**TO DO**
Reproduce each line from the records that holds "learning".

**INFORMATION SUPPLIED**
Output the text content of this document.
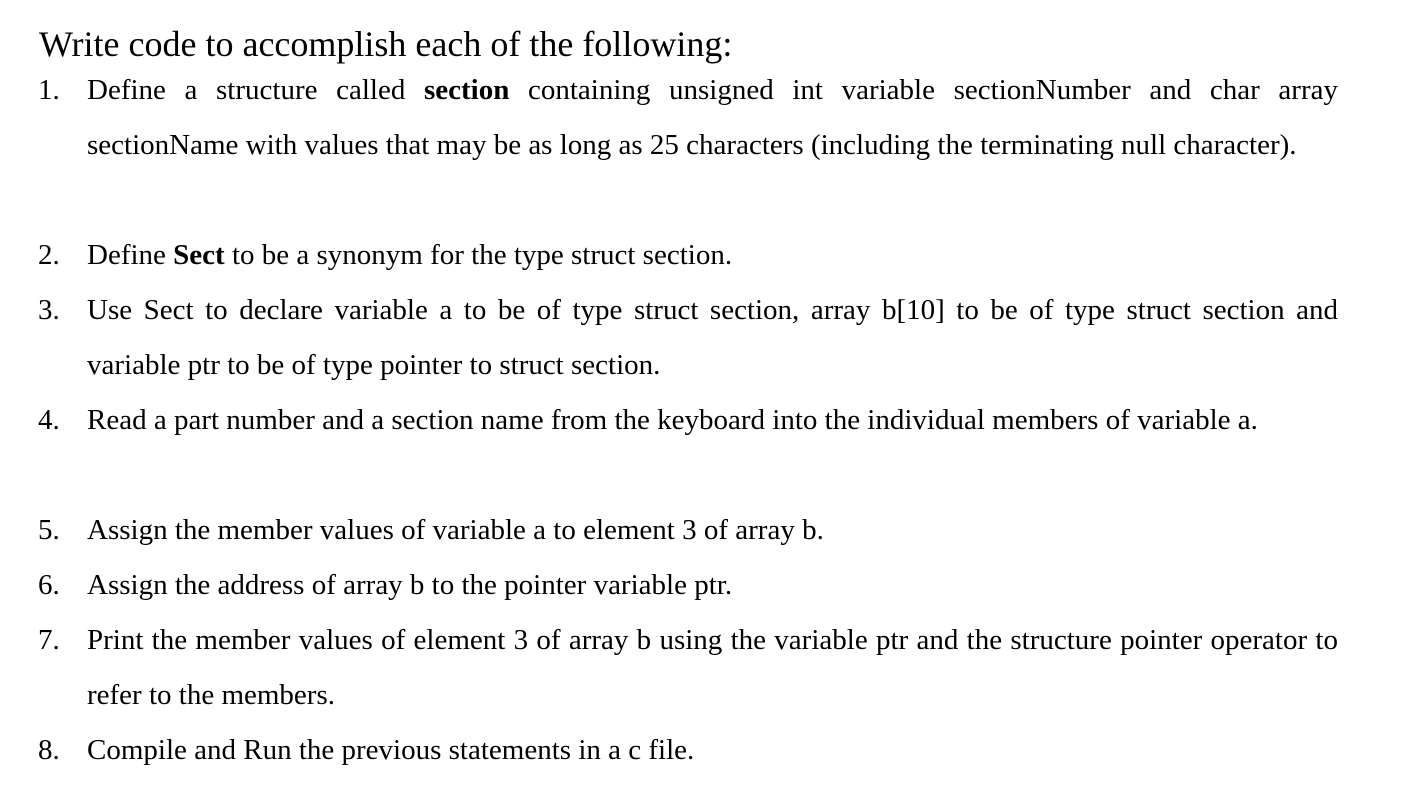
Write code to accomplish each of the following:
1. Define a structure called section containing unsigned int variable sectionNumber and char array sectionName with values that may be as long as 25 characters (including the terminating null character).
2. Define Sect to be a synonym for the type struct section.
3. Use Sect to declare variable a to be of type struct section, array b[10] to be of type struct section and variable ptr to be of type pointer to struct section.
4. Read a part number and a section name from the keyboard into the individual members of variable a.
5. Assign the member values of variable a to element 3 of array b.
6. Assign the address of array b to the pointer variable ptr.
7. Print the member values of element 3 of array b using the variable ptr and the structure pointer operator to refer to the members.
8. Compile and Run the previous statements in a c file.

==

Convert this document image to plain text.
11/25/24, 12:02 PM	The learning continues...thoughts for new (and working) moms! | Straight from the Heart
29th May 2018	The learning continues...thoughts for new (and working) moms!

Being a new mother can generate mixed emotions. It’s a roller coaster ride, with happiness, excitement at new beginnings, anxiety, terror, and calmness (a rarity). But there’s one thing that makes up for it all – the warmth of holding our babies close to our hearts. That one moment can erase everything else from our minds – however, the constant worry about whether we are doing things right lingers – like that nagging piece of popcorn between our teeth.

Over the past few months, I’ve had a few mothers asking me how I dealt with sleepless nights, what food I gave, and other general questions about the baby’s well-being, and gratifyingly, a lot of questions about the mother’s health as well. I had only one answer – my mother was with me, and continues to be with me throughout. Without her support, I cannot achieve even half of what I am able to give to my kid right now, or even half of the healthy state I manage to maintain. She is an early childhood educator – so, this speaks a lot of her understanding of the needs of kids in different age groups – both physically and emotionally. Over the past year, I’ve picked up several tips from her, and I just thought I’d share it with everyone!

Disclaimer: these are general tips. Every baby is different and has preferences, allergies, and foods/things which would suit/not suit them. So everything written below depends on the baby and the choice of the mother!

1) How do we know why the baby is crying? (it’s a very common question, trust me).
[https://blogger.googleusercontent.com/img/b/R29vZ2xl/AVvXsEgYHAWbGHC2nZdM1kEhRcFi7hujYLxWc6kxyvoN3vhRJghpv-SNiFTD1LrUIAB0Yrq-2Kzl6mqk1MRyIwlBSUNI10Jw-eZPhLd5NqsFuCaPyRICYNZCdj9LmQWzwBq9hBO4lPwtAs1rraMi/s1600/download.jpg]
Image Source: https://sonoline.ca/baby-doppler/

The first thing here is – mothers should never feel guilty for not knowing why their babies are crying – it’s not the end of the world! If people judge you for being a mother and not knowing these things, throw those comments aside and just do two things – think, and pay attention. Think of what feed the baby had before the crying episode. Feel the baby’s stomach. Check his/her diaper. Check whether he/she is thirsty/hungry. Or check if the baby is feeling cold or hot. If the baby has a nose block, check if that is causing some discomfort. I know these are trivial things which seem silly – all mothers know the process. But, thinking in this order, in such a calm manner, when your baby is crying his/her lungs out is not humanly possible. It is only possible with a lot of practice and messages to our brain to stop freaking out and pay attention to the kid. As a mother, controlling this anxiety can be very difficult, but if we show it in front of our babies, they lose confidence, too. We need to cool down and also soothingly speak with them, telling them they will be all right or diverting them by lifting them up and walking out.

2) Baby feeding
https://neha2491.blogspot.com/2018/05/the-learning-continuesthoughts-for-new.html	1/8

==

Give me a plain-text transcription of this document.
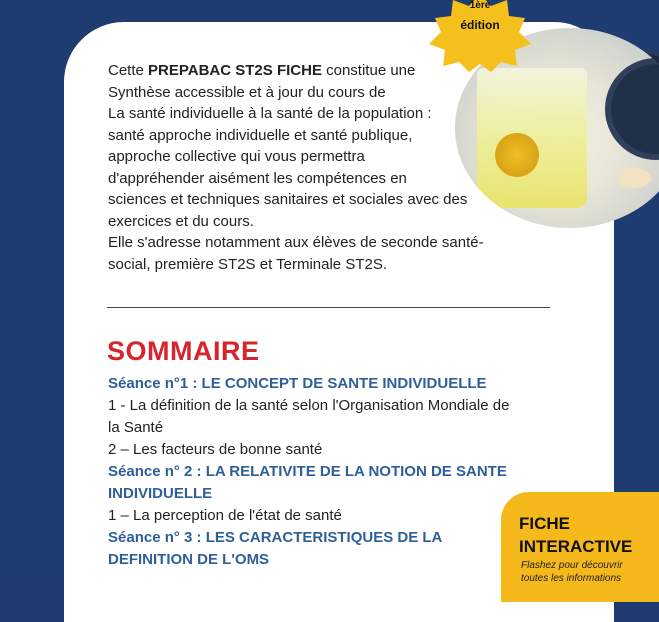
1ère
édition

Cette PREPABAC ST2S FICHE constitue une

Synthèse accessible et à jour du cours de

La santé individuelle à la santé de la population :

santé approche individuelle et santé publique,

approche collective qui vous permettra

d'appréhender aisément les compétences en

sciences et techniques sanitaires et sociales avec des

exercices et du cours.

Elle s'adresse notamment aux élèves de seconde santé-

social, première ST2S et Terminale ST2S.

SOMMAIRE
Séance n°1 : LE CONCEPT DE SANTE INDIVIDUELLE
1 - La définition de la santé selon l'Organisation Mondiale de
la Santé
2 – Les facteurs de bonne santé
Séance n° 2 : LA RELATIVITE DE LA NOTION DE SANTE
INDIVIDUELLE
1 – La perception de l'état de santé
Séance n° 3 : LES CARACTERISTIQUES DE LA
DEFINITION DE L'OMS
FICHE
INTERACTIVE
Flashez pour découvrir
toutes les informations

**SOLUTION TO THE EXERCISE**
11/25/24, 12:02 PM	The learning continues...thoughts for new (and working) moms! | Straight from the Heart
29th May 2018	The learning continues...thoughts for new (and working) moms!
https://neha2491.blogspot.com/2018/05/the-learning-continuesthoughts-for-new.html	1/8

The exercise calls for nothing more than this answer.